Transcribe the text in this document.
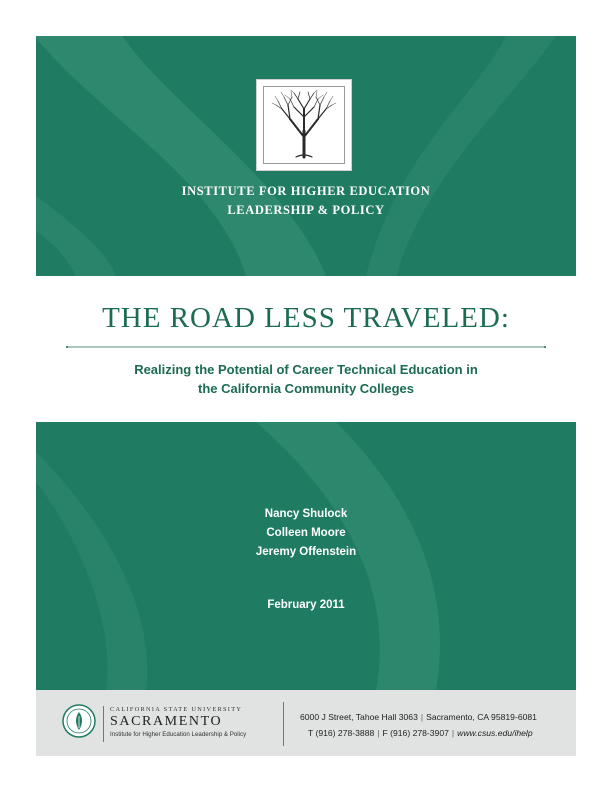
INSTITUTE FOR HIGHER EDUCATION
LEADERSHIP & POLICY
THE ROAD LESS TRAVELED:
Realizing the Potential of Career Technical Education in
the California Community Colleges
Nancy Shulock
Colleen Moore
Jeremy Offenstein
February 2011
CALIFORNIA STATE UNIVERSITY
SACRAMENTO
Institute for Higher Education Leadership & Policy
6000 J Street, Tahoe Hall 3063 | Sacramento, CA 95819-6081
T (916) 278-3888 | F (916) 278-3907 | www.csus.edu/ihelp
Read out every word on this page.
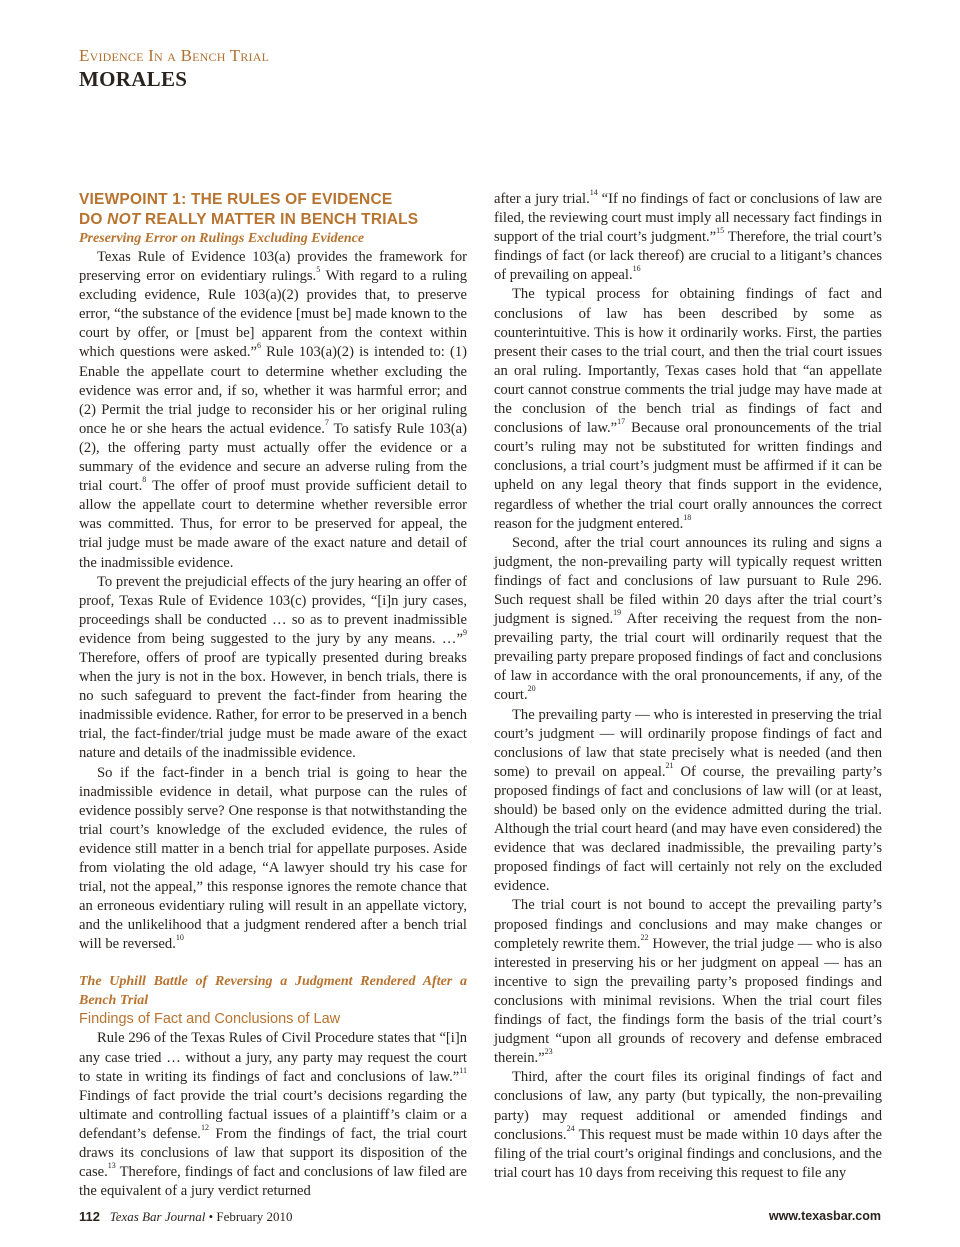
Evidence In a Bench Trial
MORALES
VIEWPOINT 1: THE RULES OF EVIDENCE
DO NOT REALLY MATTER IN BENCH TRIALS
Preserving Error on Rulings Excluding Evidence

Texas Rule of Evidence 103(a) provides the framework for preserving error on evidentiary rulings.$^5$ With regard to a ruling excluding evidence, Rule 103(a)(2) provides that, to preserve error, “the substance of the evidence [must be] made known to the court by offer, or [must be] apparent from the context within which questions were asked.”$^6$ Rule 103(a)(2) is intended to: (1) Enable the appellate court to determine whether excluding the evidence was error and, if so, whether it was harmful error; and (2) Permit the trial judge to reconsider his or her original ruling once he or she hears the actual evidence.$^7$ To satisfy Rule 103(a)(2), the offering party must actually offer the evidence or a summary of the evidence and secure an adverse ruling from the trial court.$^8$ The offer of proof must provide sufficient detail to allow the appellate court to determine whether reversible error was committed. Thus, for error to be preserved for appeal, the trial judge must be made aware of the exact nature and detail of the inadmissible evidence.

To prevent the prejudicial effects of the jury hearing an offer of proof, Texas Rule of Evidence 103(c) provides, “[i]n jury cases, proceedings shall be conducted … so as to prevent inadmissible evidence from being suggested to the jury by any means. …”$^9$ Therefore, offers of proof are typically presented during breaks when the jury is not in the box. However, in bench trials, there is no such safeguard to prevent the fact-finder from hearing the inadmissible evidence. Rather, for error to be preserved in a bench trial, the fact-finder/trial judge must be made aware of the exact nature and details of the inadmissible evidence.

So if the fact-finder in a bench trial is going to hear the inadmissible evidence in detail, what purpose can the rules of evidence possibly serve? One response is that notwithstanding the trial court’s knowledge of the excluded evidence, the rules of evidence still matter in a bench trial for appellate purposes. Aside from violating the old adage, “A lawyer should try his case for trial, not the appeal,” this response ignores the remote chance that an erroneous evidentiary ruling will result in an appellate victory, and the unlikelihood that a judgment rendered after a bench trial will be reversed.$^{10}$

The Uphill Battle of Reversing a Judgment Rendered After a Bench Trial
Findings of Fact and Conclusions of Law

Rule 296 of the Texas Rules of Civil Procedure states that “[i]n any case tried … without a jury, any party may request the court to state in writing its findings of fact and conclusions of law.”$^{11}$ Findings of fact provide the trial court’s decisions regarding the ultimate and controlling factual issues of a plaintiff’s claim or a defendant’s defense.$^{12}$ From the findings of fact, the trial court draws its conclusions of law that support its disposition of the case.$^{13}$ Therefore, findings of fact and conclusions of law filed are the equivalent of a jury verdict returned

after a jury trial.$^{14}$ “If no findings of fact or conclusions of law are filed, the reviewing court must imply all necessary fact findings in support of the trial court’s judgment.”$^{15}$ Therefore, the trial court’s findings of fact (or lack thereof) are crucial to a litigant’s chances of prevailing on appeal.$^{16}$

The typical process for obtaining findings of fact and conclusions of law has been described by some as counterintuitive. This is how it ordinarily works. First, the parties present their cases to the trial court, and then the trial court issues an oral ruling. Importantly, Texas cases hold that “an appellate court cannot construe comments the trial judge may have made at the conclusion of the bench trial as findings of fact and conclusions of law.”$^{17}$ Because oral pronouncements of the trial court’s ruling may not be substituted for written findings and conclusions, a trial court’s judgment must be affirmed if it can be upheld on any legal theory that finds support in the evidence, regardless of whether the trial court orally announces the correct reason for the judgment entered.$^{18}$

Second, after the trial court announces its ruling and signs a judgment, the non-prevailing party will typically request written findings of fact and conclusions of law pursuant to Rule 296. Such request shall be filed within 20 days after the trial court’s judgment is signed.$^{19}$ After receiving the request from the non-prevailing party, the trial court will ordinarily request that the prevailing party prepare proposed findings of fact and conclusions of law in accordance with the oral pronouncements, if any, of the court.$^{20}$

The prevailing party — who is interested in preserving the trial court’s judgment — will ordinarily propose findings of fact and conclusions of law that state precisely what is needed (and then some) to prevail on appeal.$^{21}$ Of course, the prevailing party’s proposed findings of fact and conclusions of law will (or at least, should) be based only on the evidence admitted during the trial. Although the trial court heard (and may have even considered) the evidence that was declared inadmissible, the prevailing party’s proposed findings of fact will certainly not rely on the excluded evidence.

The trial court is not bound to accept the prevailing party’s proposed findings and conclusions and may make changes or completely rewrite them.$^{22}$ However, the trial judge — who is also interested in preserving his or her judgment on appeal — has an incentive to sign the prevailing party’s proposed findings and conclusions with minimal revisions. When the trial court files findings of fact, the findings form the basis of the trial court’s judgment “upon all grounds of recovery and defense embraced therein.”$^{23}$

Third, after the court files its original findings of fact and conclusions of law, any party (but typically, the non-prevailing party) may request additional or amended findings and conclusions.$^{24}$ This request must be made within 10 days after the filing of the trial court’s original findings and conclusions, and the trial court has 10 days from receiving this request to file any

112 Texas Bar Journal • February 2010	www.texasbar.com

──────────

◆ TASK TO CARRY OUT
Output every entry verbatim. Pictures do not belong in the copy.

◆ RESULT OF THE TASK
Transcribe the text in this document.
INSTITUTE FOR HIGHER EDUCATION
LEADERSHIP & POLICY
THE ROAD LESS TRAVELED:
Realizing the Potential of Career Technical Education in
the California Community Colleges
Nancy Shulock
Colleen Moore
Jeremy Offenstein
February 2011
CALIFORNIA STATE UNIVERSITY
SACRAMENTO
Institute for Higher Education Leadership & Policy
6000 J Street, Tahoe Hall 3063 | Sacramento, CA 95819-6081
T (916) 278-3888 | F (916) 278-3907 | www.csus.edu/ihelp
Read out every word on this page.
Evidence In a Bench Trial
MORALES
VIEWPOINT 1: THE RULES OF EVIDENCE
DO NOT REALLY MATTER IN BENCH TRIALS
Preserving Error on Rulings Excluding Evidence

Texas Rule of Evidence 103(a) provides the framework for preserving error on evidentiary rulings.$^5$ With regard to a ruling excluding evidence, Rule 103(a)(2) provides that, to preserve error, “the substance of the evidence [must be] made known to the court by offer, or [must be] apparent from the context within which questions were asked.”$^6$ Rule 103(a)(2) is intended to: (1) Enable the appellate court to determine whether excluding the evidence was error and, if so, whether it was harmful error; and (2) Permit the trial judge to reconsider his or her original ruling once he or she hears the actual evidence.$^7$ To satisfy Rule 103(a)(2), the offering party must actually offer the evidence or a summary of the evidence and secure an adverse ruling from the trial court.$^8$ The offer of proof must provide sufficient detail to allow the appellate court to determine whether reversible error was committed. Thus, for error to be preserved for appeal, the trial judge must be made aware of the exact nature and detail of the inadmissible evidence.

To prevent the prejudicial effects of the jury hearing an offer of proof, Texas Rule of Evidence 103(c) provides, “[i]n jury cases, proceedings shall be conducted … so as to prevent inadmissible evidence from being suggested to the jury by any means. …”$^9$ Therefore, offers of proof are typically presented during breaks when the jury is not in the box. However, in bench trials, there is no such safeguard to prevent the fact-finder from hearing the inadmissible evidence. Rather, for error to be preserved in a bench trial, the fact-finder/trial judge must be made aware of the exact nature and details of the inadmissible evidence.

So if the fact-finder in a bench trial is going to hear the inadmissible evidence in detail, what purpose can the rules of evidence possibly serve? One response is that notwithstanding the trial court’s knowledge of the excluded evidence, the rules of evidence still matter in a bench trial for appellate purposes. Aside from violating the old adage, “A lawyer should try his case for trial, not the appeal,” this response ignores the remote chance that an erroneous evidentiary ruling will result in an appellate victory, and the unlikelihood that a judgment rendered after a bench trial will be reversed.$^{10}$

The Uphill Battle of Reversing a Judgment Rendered After a Bench Trial
Findings of Fact and Conclusions of Law

Rule 296 of the Texas Rules of Civil Procedure states that “[i]n any case tried … without a jury, any party may request the court to state in writing its findings of fact and conclusions of law.”$^{11}$ Findings of fact provide the trial court’s decisions regarding the ultimate and controlling factual issues of a plaintiff’s claim or a defendant’s defense.$^{12}$ From the findings of fact, the trial court draws its conclusions of law that support its disposition of the case.$^{13}$ Therefore, findings of fact and conclusions of law filed are the equivalent of a jury verdict returned

after a jury trial.$^{14}$ “If no findings of fact or conclusions of law are filed, the reviewing court must imply all necessary fact findings in support of the trial court’s judgment.”$^{15}$ Therefore, the trial court’s findings of fact (or lack thereof) are crucial to a litigant’s chances of prevailing on appeal.$^{16}$

The typical process for obtaining findings of fact and conclusions of law has been described by some as counterintuitive. This is how it ordinarily works. First, the parties present their cases to the trial court, and then the trial court issues an oral ruling. Importantly, Texas cases hold that “an appellate court cannot construe comments the trial judge may have made at the conclusion of the bench trial as findings of fact and conclusions of law.”$^{17}$ Because oral pronouncements of the trial court’s ruling may not be substituted for written findings and conclusions, a trial court’s judgment must be affirmed if it can be upheld on any legal theory that finds support in the evidence, regardless of whether the trial court orally announces the correct reason for the judgment entered.$^{18}$

Second, after the trial court announces its ruling and signs a judgment, the non-prevailing party will typically request written findings of fact and conclusions of law pursuant to Rule 296. Such request shall be filed within 20 days after the trial court’s judgment is signed.$^{19}$ After receiving the request from the non-prevailing party, the trial court will ordinarily request that the prevailing party prepare proposed findings of fact and conclusions of law in accordance with the oral pronouncements, if any, of the court.$^{20}$

The prevailing party — who is interested in preserving the trial court’s judgment — will ordinarily propose findings of fact and conclusions of law that state precisely what is needed (and then some) to prevail on appeal.$^{21}$ Of course, the prevailing party’s proposed findings of fact and conclusions of law will (or at least, should) be based only on the evidence admitted during the trial. Although the trial court heard (and may have even considered) the evidence that was declared inadmissible, the prevailing party’s proposed findings of fact will certainly not rely on the excluded evidence.

The trial court is not bound to accept the prevailing party’s proposed findings and conclusions and may make changes or completely rewrite them.$^{22}$ However, the trial judge — who is also interested in preserving his or her judgment on appeal — has an incentive to sign the prevailing party’s proposed findings and conclusions with minimal revisions. When the trial court files findings of fact, the findings form the basis of the trial court’s judgment “upon all grounds of recovery and defense embraced therein.”$^{23}$

Third, after the court files its original findings of fact and conclusions of law, any party (but typically, the non-prevailing party) may request additional or amended findings and conclusions.$^{24}$ This request must be made within 10 days after the filing of the trial court’s original findings and conclusions, and the trial court has 10 days from receiving this request to file any

112 Texas Bar Journal • February 2010	www.texasbar.com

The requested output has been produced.